• Work to be completed
Identify every line in the records below that contains the word "teamu", and copy each of those lines.

** START OF Entries supplied **

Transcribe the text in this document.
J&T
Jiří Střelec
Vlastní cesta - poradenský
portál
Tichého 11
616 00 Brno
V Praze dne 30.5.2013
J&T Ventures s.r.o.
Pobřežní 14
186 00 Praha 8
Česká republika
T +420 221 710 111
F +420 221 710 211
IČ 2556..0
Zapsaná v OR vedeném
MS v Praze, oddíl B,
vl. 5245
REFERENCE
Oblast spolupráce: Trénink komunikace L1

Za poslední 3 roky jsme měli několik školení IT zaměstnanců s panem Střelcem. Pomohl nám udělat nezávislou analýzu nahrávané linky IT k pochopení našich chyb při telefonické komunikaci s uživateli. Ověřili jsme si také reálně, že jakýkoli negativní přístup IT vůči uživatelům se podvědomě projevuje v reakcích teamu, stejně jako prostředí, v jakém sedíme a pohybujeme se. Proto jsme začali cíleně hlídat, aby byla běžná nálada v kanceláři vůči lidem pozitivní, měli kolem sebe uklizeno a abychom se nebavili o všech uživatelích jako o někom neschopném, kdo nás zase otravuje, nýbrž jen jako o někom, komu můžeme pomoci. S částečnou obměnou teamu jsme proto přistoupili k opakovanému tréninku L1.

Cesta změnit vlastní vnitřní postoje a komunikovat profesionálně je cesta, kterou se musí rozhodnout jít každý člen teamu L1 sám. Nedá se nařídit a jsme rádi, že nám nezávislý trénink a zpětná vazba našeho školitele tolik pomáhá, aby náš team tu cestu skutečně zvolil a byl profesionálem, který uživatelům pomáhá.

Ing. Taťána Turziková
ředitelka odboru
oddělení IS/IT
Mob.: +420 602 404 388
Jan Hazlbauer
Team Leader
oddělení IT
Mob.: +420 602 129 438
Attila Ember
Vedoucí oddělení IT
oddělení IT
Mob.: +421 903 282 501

** END OF Entries supplied **

• Output for this task
Za poslední 3 roky jsme měli několik školení IT zaměstnanců s panem Střelcem. Pomohl nám udělat nezávislou analýzu nahrávané linky IT k pochopení našich chyb při telefonické komunikaci s uživateli. Ověřili jsme si také reálně, že jakýkoli negativní přístup IT vůči uživatelům se podvědomě projevuje v reakcích teamu, stejně jako prostředí, v jakém sedíme a pohybujeme se. Proto jsme začali cíleně hlídat, aby byla běžná nálada v kanceláři vůči lidem pozitivní, měli kolem sebe uklizeno a abychom se nebavili o všech uživatelích jako o někom neschopném, kdo nás zase otravuje, nýbrž jen jako o někom, komu můžeme pomoci. S částečnou obměnou teamu jsme proto přistoupili k opakovanému tréninku L1.
Cesta změnit vlastní vnitřní postoje a komunikovat profesionálně je cesta, kterou se musí rozhodnout jít každý člen teamu L1 sám. Nedá se nařídit a jsme rádi, že nám nezávislý trénink a zpětná vazba našeho školitele tolik pomáhá, aby náš team tu cestu skutečně zvolil a byl profesionálem, který uživatelům pomáhá.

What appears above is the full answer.